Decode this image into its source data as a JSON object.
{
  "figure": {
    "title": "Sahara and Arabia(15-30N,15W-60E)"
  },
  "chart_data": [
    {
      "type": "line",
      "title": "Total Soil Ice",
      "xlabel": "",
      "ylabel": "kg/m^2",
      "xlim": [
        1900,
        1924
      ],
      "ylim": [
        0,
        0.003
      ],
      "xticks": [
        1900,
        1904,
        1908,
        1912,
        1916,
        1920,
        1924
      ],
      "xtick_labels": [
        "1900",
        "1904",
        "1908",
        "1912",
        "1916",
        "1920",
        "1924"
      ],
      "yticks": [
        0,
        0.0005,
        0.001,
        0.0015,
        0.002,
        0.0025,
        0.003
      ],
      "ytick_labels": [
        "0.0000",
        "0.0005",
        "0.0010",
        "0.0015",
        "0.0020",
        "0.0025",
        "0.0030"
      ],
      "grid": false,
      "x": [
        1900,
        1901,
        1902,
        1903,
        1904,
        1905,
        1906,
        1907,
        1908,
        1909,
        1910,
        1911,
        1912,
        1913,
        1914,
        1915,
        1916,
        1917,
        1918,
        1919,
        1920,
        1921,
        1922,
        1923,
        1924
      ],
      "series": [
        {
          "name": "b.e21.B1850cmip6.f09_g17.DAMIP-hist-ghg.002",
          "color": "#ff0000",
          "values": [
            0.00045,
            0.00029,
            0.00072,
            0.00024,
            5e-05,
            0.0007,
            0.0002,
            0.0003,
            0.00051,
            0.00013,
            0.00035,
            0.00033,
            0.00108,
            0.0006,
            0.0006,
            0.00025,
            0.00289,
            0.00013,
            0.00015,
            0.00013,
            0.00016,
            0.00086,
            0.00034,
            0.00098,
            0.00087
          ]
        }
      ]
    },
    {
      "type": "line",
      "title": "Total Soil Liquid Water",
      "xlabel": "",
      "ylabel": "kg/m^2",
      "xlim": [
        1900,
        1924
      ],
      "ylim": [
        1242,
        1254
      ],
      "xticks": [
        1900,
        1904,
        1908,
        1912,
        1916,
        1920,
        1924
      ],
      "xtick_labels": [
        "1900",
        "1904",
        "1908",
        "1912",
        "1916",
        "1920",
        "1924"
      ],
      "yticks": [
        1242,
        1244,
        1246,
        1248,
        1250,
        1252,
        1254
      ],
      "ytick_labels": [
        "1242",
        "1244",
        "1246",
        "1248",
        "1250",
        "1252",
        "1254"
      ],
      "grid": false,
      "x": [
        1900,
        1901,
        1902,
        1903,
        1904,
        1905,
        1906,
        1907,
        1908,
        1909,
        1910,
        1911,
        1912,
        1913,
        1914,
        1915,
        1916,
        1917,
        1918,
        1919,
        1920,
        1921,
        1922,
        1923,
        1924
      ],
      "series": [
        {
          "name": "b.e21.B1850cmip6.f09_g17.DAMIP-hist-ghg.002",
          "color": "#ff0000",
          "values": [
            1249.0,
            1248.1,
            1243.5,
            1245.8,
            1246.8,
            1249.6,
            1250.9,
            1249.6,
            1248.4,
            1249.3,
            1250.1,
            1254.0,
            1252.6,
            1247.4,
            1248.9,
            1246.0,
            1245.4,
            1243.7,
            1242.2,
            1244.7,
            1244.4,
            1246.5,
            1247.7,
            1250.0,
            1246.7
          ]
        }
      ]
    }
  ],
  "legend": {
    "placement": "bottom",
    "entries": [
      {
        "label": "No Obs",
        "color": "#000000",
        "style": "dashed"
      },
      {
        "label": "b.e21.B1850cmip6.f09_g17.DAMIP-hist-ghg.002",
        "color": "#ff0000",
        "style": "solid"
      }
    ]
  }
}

########

• _DESCRIPTION OF THE TASK_:
All of the data shown above must be copied exactly.

• _FINAL RESULT_:
Decode this image into its source data as a JSON object.
{
  "figure": {
    "title": "Sahara and Arabia(15-30N,15W-60E)"
  },
  "chart_data": [
    {
      "type": "line",
      "title": "Total Soil Ice",
      "xlabel": "",
      "ylabel": "kg/m^2",
      "xlim": [
        1900,
        1924
      ],
      "ylim": [
        0,
        0.003
      ],
      "xticks": [
        1900,
        1904,
        1908,
        1912,
        1916,
        1920,
        1924
      ],
      "xtick_labels": [
        "1900",
        "1904",
        "1908",
        "1912",
        "1916",
        "1920",
        "1924"
      ],
      "yticks": [
        0,
        0.0005,
        0.001,
        0.0015,
        0.002,
        0.0025,
        0.003
      ],
      "ytick_labels": [
        "0.0000",
        "0.0005",
        "0.0010",
        "0.0015",
        "0.0020",
        "0.0025",
        "0.0030"
      ],
      "grid": false,
      "x": [
        1900,
        1901,
        1902,
        1903,
        1904,
        1905,
        1906,
        1907,
        1908,
        1909,
        1910,
        1911,
        1912,
        1913,
        1914,
        1915,
        1916,
        1917,
        1918,
        1919,
        1920,
        1921,
        1922,
        1923,
        1924
      ],
      "series": [
        {
          "name": "b.e21.B1850cmip6.f09_g17.DAMIP-hist-ghg.002",
          "color": "#ff0000",
          "values": [
            0.00045,
            0.00029,
            0.00072,
            0.00024,
            5e-05,
            0.0007,
            0.0002,
            0.0003,
            0.00051,
            0.00013,
            0.00035,
            0.00033,
            0.00108,
            0.0006,
            0.0006,
            0.00025,
            0.00289,
            0.00013,
            0.00015,
            0.00013,
            0.00016,
            0.00086,
            0.00034,
            0.00098,
            0.00087
          ]
        }
      ]
    },
    {
      "type": "line",
      "title": "Total Soil Liquid Water",
      "xlabel": "",
      "ylabel": "kg/m^2",
      "xlim": [
        1900,
        1924
      ],
      "ylim": [
        1242,
        1254
      ],
      "xticks": [
        1900,
        1904,
        1908,
        1912,
        1916,
        1920,
        1924
      ],
      "xtick_labels": [
        "1900",
        "1904",
        "1908",
        "1912",
        "1916",
        "1920",
        "1924"
      ],
      "yticks": [
        1242,
        1244,
        1246,
        1248,
        1250,
        1252,
        1254
      ],
      "ytick_labels": [
        "1242",
        "1244",
        "1246",
        "1248",
        "1250",
        "1252",
        "1254"
      ],
      "grid": false,
      "x": [
        1900,
        1901,
        1902,
        1903,
        1904,
        1905,
        1906,
        1907,
        1908,
        1909,
        1910,
        1911,
        1912,
        1913,
        1914,
        1915,
        1916,
        1917,
        1918,
        1919,
        1920,
        1921,
        1922,
        1923,
        1924
      ],
      "series": [
        {
          "name": "b.e21.B1850cmip6.f09_g17.DAMIP-hist-ghg.002",
          "color": "#ff0000",
          "values": [
            1249.0,
            1248.1,
            1243.5,
            1245.8,
            1246.8,
            1249.6,
            1250.9,
            1249.6,
            1248.4,
            1249.3,
            1250.1,
            1254.0,
            1252.6,
            1247.4,
            1248.9,
            1246.0,
            1245.4,
            1243.7,
            1242.2,
            1244.7,
            1244.4,
            1246.5,
            1247.7,
            1250.0,
            1246.7
          ]
        }
      ]
    }
  ],
  "legend": {
    "placement": "bottom",
    "entries": [
      {
        "label": "No Obs",
        "color": "#000000",
        "style": "dashed"
      },
      {
        "label": "b.e21.B1850cmip6.f09_g17.DAMIP-hist-ghg.002",
        "color": "#ff0000",
        "style": "solid"
      }
    ]
  }
}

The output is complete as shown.